— Task prompt —
Note each line where "color" appears, and copy it.
===== Raw data
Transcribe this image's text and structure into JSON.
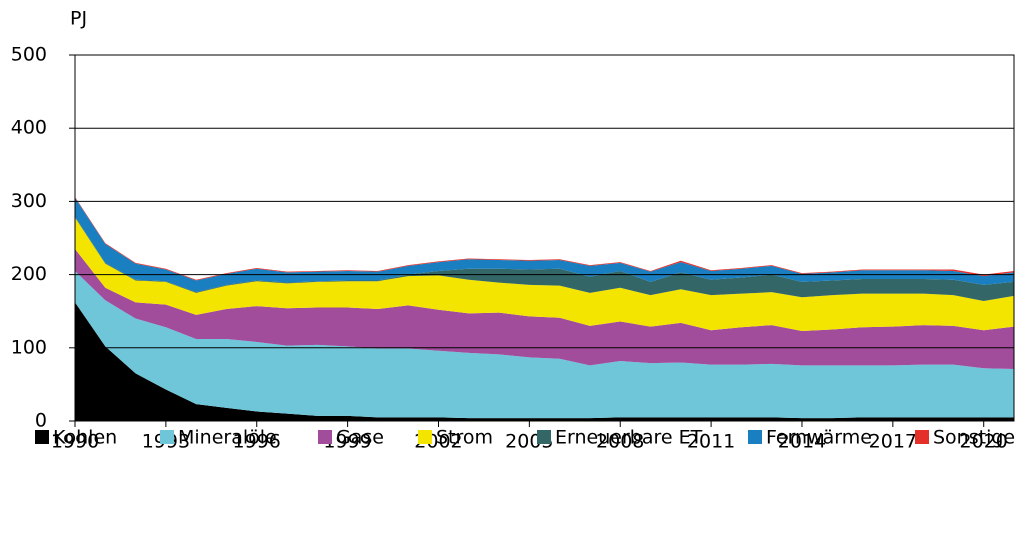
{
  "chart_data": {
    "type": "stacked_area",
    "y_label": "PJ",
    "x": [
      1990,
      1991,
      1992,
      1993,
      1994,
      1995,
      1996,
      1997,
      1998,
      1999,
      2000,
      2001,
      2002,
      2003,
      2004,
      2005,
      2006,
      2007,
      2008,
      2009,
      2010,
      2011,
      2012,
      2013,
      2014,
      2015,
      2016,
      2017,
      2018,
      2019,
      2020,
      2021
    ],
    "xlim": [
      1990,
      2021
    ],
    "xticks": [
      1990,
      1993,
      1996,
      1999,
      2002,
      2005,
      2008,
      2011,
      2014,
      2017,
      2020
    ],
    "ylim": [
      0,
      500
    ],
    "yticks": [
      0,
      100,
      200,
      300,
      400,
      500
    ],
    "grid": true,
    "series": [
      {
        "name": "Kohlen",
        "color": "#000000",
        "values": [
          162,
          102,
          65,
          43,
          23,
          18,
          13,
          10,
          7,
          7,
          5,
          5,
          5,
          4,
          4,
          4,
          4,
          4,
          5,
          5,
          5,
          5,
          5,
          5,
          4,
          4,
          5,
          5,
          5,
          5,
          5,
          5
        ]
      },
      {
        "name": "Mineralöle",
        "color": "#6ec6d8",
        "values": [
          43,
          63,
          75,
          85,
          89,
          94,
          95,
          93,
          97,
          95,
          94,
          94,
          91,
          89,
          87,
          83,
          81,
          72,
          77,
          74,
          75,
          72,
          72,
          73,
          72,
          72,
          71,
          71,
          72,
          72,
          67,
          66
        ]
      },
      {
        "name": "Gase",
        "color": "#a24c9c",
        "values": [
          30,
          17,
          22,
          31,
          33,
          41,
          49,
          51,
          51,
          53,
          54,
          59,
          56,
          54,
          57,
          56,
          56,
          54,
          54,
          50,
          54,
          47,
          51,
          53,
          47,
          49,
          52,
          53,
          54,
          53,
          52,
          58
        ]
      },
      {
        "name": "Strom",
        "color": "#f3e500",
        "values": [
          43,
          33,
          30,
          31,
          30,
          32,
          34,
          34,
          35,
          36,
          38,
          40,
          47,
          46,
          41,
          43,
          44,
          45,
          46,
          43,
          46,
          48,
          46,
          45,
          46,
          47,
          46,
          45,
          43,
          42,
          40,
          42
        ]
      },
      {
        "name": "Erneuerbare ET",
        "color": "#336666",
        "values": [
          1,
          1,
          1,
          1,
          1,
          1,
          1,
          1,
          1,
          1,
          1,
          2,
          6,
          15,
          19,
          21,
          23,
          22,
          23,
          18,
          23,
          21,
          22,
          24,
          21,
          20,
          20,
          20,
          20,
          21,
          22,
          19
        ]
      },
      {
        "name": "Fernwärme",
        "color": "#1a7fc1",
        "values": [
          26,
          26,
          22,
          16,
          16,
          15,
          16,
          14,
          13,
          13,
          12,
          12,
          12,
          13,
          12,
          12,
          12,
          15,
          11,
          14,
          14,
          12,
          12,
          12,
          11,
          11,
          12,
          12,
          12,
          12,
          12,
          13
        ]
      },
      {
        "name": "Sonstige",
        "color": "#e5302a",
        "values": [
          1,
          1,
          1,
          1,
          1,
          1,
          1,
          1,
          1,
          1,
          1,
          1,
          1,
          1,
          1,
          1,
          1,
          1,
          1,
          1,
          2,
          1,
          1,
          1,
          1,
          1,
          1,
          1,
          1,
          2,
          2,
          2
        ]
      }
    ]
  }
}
==========
===== Raw data
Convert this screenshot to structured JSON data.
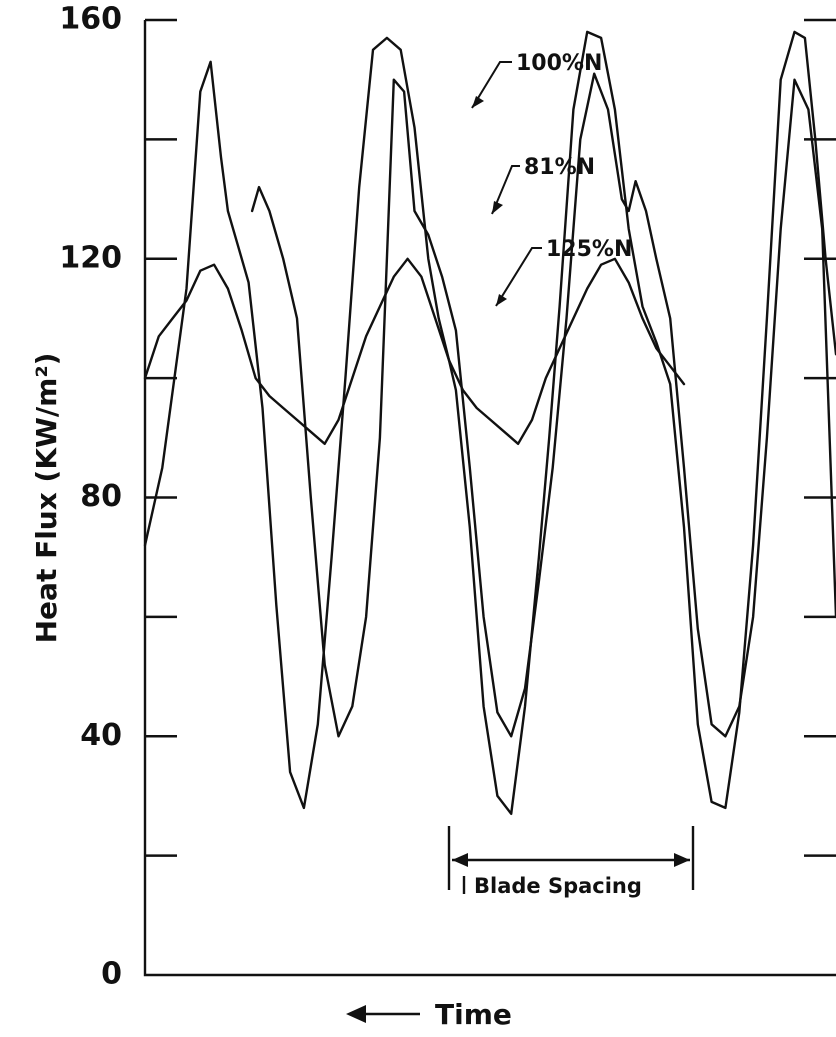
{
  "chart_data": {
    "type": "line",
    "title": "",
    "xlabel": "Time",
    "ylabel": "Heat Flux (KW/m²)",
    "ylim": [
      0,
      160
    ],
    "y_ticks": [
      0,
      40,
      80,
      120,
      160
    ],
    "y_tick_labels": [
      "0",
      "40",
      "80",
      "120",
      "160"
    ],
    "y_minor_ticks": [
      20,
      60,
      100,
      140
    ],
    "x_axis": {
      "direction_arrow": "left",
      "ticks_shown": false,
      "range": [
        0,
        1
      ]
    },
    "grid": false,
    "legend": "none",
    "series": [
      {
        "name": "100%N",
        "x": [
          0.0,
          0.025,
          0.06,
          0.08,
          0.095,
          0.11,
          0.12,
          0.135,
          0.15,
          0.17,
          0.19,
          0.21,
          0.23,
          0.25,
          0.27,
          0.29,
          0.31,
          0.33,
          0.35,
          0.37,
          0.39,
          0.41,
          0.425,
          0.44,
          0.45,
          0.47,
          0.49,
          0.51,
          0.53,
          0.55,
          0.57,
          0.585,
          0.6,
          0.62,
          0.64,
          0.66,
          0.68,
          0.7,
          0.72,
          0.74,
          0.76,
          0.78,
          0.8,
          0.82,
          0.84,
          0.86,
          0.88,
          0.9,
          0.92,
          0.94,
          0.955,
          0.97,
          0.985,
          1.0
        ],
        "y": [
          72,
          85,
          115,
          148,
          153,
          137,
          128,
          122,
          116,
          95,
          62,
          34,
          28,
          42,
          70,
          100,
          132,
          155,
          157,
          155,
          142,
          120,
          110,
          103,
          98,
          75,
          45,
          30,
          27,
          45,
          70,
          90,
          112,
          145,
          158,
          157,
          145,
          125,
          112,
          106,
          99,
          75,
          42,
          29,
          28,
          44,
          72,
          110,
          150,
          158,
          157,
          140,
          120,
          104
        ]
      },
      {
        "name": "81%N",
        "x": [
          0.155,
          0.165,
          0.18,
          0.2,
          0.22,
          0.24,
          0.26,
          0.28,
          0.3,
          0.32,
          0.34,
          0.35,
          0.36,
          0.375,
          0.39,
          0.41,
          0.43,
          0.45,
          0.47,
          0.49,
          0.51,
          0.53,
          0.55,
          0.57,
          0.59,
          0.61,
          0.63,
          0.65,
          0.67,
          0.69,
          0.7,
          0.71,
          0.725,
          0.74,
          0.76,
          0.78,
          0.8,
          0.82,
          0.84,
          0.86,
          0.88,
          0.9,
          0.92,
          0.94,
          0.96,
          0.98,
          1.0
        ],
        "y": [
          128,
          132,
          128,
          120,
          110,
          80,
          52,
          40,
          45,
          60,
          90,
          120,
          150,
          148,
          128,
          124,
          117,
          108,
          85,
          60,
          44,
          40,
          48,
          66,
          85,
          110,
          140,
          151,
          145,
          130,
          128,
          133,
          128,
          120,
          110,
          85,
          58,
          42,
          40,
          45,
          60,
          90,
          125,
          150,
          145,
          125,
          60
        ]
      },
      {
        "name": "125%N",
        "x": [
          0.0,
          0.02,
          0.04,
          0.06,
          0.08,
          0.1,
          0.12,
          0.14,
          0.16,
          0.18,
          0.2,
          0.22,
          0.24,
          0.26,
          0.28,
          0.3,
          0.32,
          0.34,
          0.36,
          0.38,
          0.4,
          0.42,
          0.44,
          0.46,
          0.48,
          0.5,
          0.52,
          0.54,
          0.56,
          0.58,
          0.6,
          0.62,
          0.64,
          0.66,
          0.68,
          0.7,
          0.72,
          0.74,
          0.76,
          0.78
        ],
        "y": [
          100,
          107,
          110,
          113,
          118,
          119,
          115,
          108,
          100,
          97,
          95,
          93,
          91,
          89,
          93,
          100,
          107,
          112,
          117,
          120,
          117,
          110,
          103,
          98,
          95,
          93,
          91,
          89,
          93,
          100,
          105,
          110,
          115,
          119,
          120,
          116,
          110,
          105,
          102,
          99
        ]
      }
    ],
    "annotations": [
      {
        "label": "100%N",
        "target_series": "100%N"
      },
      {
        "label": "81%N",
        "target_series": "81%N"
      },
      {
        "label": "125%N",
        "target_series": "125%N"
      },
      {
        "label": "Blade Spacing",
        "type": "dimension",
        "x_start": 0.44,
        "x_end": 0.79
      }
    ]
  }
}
==========
===== Raw data
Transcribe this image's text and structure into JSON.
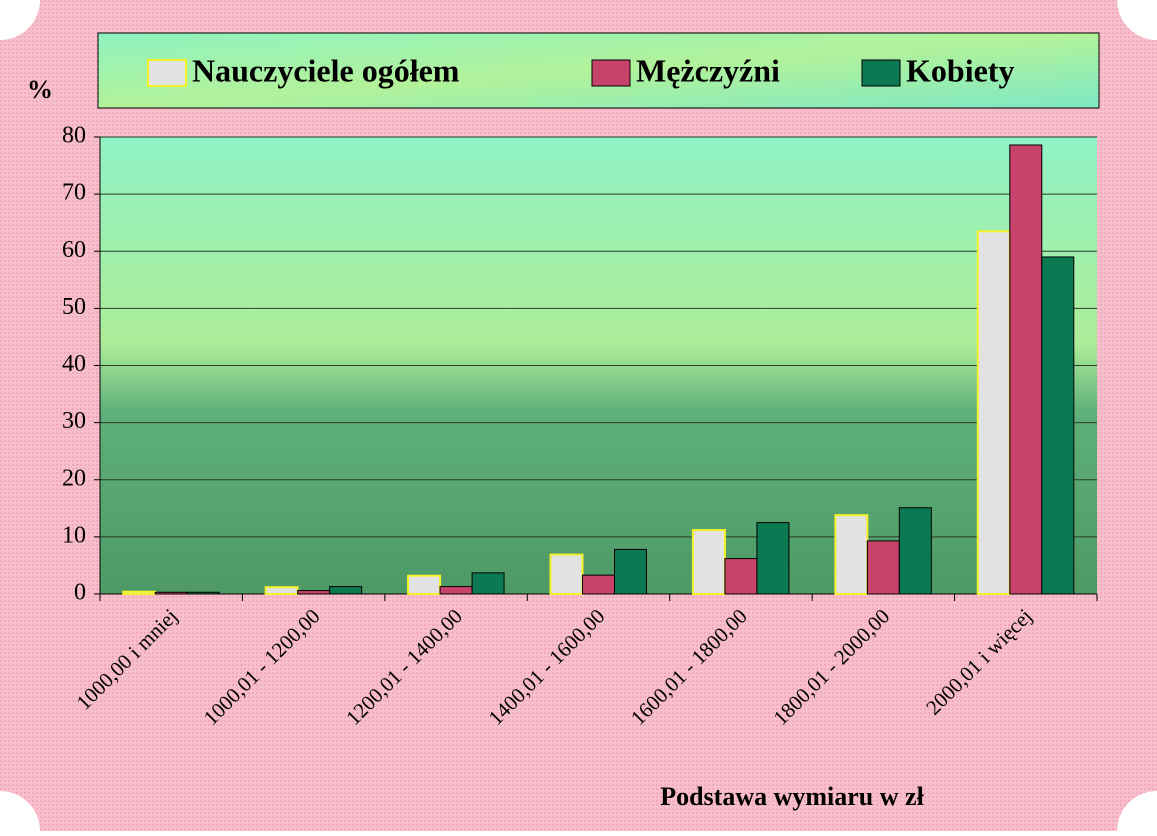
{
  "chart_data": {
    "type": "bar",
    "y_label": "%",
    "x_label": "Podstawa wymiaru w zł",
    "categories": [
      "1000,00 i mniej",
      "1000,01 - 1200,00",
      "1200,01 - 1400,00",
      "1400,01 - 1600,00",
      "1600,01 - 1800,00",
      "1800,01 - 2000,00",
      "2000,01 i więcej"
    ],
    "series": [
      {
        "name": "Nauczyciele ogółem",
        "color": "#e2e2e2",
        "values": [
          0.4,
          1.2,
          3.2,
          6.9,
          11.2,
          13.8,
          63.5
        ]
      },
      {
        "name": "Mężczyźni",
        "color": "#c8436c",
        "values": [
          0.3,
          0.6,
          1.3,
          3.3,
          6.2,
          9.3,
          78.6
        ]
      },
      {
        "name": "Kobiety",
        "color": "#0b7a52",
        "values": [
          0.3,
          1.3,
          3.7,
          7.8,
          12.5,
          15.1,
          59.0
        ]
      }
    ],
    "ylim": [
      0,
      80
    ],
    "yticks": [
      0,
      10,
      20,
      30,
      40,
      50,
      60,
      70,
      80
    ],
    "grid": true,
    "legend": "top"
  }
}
==========
— Exercise response —
        "color": "#000000",
        "color": "#6ec6d8",
        "color": "#a24c9c",
        "color": "#f3e500",
        "color": "#336666",
        "color": "#1a7fc1",
        "color": "#e5302a",
        "color": "#e2e2e2",
        "color": "#c8436c",
        "color": "#0b7a52",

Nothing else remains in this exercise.